▶ **Stated task**
Return the complete listing that follows, with each line reproduced exactly.

▶ **Provided records**
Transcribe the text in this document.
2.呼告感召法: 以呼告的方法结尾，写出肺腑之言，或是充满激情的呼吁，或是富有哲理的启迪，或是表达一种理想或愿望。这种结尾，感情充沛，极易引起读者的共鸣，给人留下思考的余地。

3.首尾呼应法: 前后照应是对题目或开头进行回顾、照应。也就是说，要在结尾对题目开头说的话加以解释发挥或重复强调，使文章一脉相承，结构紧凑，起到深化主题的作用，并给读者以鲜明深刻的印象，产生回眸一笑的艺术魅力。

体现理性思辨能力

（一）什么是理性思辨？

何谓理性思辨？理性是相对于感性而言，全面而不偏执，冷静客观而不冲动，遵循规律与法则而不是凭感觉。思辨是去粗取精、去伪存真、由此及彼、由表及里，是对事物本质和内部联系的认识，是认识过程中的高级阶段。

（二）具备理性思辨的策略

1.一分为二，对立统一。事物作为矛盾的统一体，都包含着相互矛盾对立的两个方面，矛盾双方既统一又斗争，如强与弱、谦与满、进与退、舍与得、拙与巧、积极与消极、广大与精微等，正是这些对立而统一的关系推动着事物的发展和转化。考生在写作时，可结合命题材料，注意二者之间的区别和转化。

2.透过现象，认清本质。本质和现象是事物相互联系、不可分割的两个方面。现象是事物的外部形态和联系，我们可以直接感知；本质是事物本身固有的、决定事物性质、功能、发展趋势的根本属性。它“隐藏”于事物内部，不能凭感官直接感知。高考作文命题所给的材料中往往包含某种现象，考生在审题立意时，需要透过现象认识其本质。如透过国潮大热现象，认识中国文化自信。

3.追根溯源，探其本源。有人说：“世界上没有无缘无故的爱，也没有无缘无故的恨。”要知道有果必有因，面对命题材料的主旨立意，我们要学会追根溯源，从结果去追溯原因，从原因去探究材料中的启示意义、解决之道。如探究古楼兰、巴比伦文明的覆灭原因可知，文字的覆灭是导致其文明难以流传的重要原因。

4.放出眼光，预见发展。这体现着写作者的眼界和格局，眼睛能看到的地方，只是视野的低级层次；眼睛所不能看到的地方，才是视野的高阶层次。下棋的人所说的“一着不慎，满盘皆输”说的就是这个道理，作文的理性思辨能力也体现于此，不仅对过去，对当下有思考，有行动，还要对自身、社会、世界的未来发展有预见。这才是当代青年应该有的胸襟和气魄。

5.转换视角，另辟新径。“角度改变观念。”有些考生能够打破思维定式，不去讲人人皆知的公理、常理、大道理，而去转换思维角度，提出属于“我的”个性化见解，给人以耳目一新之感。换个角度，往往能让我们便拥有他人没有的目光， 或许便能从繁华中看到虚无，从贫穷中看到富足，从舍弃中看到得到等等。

▶ **Worked solution**
Transcribe the text in this document.
2.呼告感召法: 以呼告的方法结尾，写出肺腑之言，或是充满激情的呼吁，或是富有哲理的启迪，或是表达一种理想或愿望。这种结尾，感情充沛，极易引起读者的共鸣，给人留下思考的余地。

3.首尾呼应法: 前后照应是对题目或开头进行回顾、照应。也就是说，要在结尾对题目开头说的话加以解释发挥或重复强调，使文章一脉相承，结构紧凑，起到深化主题的作用，并给读者以鲜明深刻的印象，产生回眸一笑的艺术魅力。

体现理性思辨能力

（一）什么是理性思辨？

何谓理性思辨？理性是相对于感性而言，全面而不偏执，冷静客观而不冲动，遵循规律与法则而不是凭感觉。思辨是去粗取精、去伪存真、由此及彼、由表及里，是对事物本质和内部联系的认识，是认识过程中的高级阶段。

（二）具备理性思辨的策略

1.一分为二，对立统一。事物作为矛盾的统一体，都包含着相互矛盾对立的两个方面，矛盾双方既统一又斗争，如强与弱、谦与满、进与退、舍与得、拙与巧、积极与消极、广大与精微等，正是这些对立而统一的关系推动着事物的发展和转化。考生在写作时，可结合命题材料，注意二者之间的区别和转化。

2.透过现象，认清本质。本质和现象是事物相互联系、不可分割的两个方面。现象是事物的外部形态和联系，我们可以直接感知；本质是事物本身固有的、决定事物性质、功能、发展趋势的根本属性。它“隐藏”于事物内部，不能凭感官直接感知。高考作文命题所给的材料中往往包含某种现象，考生在审题立意时，需要透过现象认识其本质。如透过国潮大热现象，认识中国文化自信。

3.追根溯源，探其本源。有人说：“世界上没有无缘无故的爱，也没有无缘无故的恨。”要知道有果必有因，面对命题材料的主旨立意，我们要学会追根溯源，从结果去追溯原因，从原因去探究材料中的启示意义、解决之道。如探究古楼兰、巴比伦文明的覆灭原因可知，文字的覆灭是导致其文明难以流传的重要原因。

4.放出眼光，预见发展。这体现着写作者的眼界和格局，眼睛能看到的地方，只是视野的低级层次；眼睛所不能看到的地方，才是视野的高阶层次。下棋的人所说的“一着不慎，满盘皆输”说的就是这个道理，作文的理性思辨能力也体现于此，不仅对过去，对当下有思考，有行动，还要对自身、社会、世界的未来发展有预见。这才是当代青年应该有的胸襟和气魄。

5.转换视角，另辟新径。“角度改变观念。”有些考生能够打破思维定式，不去讲人人皆知的公理、常理、大道理，而去转换思维角度，提出属于“我的”个性化见解，给人以耳目一新之感。换个角度，往往能让我们便拥有他人没有的目光， 或许便能从繁华中看到虚无，从贫穷中看到富足，从舍弃中看到得到等等。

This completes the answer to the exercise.